Aim of the task: Collect each line holding the string "Mykolaivka".
[START OF Dataset extract]
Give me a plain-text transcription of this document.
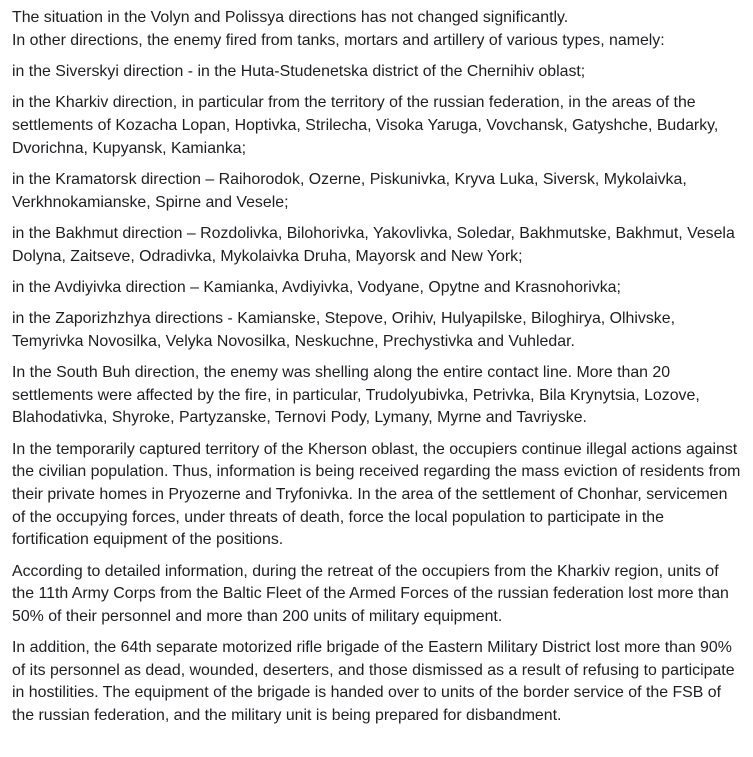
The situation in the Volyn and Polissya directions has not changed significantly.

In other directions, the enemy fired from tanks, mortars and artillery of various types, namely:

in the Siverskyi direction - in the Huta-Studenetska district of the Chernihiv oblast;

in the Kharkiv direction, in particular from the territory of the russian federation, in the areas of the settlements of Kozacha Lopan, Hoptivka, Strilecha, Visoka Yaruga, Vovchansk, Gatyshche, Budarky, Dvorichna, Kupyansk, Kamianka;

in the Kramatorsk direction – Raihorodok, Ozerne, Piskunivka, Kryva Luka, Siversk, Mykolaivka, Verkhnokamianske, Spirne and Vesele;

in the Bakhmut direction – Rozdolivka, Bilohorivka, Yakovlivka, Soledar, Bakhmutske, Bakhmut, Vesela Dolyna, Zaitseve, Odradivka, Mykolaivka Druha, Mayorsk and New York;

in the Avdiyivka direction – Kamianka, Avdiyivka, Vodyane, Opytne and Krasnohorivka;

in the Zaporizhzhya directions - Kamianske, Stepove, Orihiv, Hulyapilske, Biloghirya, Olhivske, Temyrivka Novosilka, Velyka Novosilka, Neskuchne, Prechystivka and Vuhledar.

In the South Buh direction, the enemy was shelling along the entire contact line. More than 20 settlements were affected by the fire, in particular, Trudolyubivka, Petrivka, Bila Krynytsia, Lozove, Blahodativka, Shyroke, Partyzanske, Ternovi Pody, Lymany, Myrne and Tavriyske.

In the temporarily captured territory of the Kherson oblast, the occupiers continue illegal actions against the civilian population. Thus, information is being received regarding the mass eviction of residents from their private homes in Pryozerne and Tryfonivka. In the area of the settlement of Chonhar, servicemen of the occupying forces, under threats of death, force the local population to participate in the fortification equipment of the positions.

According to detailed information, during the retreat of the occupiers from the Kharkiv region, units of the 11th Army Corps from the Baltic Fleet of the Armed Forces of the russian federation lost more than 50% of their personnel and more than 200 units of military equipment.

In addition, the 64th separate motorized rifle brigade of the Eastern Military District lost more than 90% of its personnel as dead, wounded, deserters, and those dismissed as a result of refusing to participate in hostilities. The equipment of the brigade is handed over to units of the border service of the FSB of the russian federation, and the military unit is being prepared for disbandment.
[END OF Dataset extract]
Response:
in the Kramatorsk direction – Raihorodok, Ozerne, Piskunivka, Kryva Luka, Siversk, Mykolaivka, Verkhnokamianske, Spirne and Vesele;
in the Bakhmut direction – Rozdolivka, Bilohorivka, Yakovlivka, Soledar, Bakhmutske, Bakhmut, Vesela Dolyna, Zaitseve, Odradivka, Mykolaivka Druha, Mayorsk and New York;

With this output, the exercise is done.